(Stored data entries)

▬▬▬

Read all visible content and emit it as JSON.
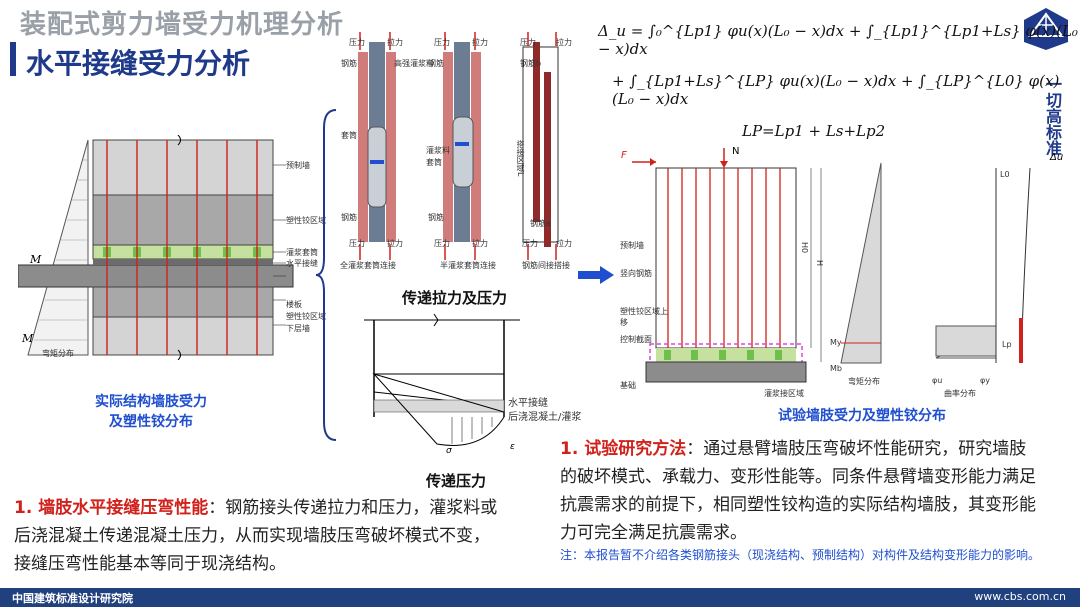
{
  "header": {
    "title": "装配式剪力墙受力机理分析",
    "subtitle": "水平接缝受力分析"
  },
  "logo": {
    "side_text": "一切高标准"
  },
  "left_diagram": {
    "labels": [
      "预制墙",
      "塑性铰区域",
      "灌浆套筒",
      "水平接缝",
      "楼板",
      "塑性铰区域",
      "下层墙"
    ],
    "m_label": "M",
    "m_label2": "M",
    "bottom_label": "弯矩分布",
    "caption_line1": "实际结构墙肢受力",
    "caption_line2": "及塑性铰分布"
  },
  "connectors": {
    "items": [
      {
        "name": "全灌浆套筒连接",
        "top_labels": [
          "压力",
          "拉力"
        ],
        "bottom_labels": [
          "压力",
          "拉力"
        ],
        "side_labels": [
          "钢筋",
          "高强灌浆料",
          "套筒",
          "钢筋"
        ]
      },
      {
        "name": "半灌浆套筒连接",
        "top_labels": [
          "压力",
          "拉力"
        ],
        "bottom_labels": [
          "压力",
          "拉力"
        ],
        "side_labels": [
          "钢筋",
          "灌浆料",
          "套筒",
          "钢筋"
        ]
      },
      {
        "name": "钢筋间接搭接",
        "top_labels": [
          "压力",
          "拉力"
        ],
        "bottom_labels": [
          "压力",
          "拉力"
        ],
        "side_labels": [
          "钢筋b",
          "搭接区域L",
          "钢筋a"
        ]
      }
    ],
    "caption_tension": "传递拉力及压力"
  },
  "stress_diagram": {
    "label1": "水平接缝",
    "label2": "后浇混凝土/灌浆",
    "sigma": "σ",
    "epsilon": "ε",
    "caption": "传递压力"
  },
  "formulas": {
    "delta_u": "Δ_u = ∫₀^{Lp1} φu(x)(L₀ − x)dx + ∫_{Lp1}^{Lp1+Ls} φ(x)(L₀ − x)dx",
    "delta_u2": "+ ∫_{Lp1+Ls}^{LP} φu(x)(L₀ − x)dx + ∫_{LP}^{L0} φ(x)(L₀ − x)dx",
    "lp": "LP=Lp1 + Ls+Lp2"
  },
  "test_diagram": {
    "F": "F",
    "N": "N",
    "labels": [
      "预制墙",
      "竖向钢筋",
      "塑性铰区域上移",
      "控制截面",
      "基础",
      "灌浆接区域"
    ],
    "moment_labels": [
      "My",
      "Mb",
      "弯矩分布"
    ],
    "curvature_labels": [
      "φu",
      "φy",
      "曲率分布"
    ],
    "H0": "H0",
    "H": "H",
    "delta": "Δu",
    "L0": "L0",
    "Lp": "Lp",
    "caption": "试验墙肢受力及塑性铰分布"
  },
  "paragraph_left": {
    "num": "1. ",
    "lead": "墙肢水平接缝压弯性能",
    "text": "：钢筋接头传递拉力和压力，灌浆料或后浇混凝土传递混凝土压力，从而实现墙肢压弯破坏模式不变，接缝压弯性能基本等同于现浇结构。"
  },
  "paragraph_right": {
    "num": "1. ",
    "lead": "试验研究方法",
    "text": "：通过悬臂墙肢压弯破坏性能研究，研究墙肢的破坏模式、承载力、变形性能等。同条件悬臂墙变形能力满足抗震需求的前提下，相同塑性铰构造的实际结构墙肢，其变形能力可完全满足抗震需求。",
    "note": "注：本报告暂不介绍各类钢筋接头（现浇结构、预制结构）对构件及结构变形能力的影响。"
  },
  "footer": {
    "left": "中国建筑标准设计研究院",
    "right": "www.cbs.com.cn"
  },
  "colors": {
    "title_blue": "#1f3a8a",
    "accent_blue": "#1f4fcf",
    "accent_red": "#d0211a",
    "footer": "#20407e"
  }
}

▬▬▬

Of the lines in the listing above, how many hold the string "name"? Reply with the number only.

3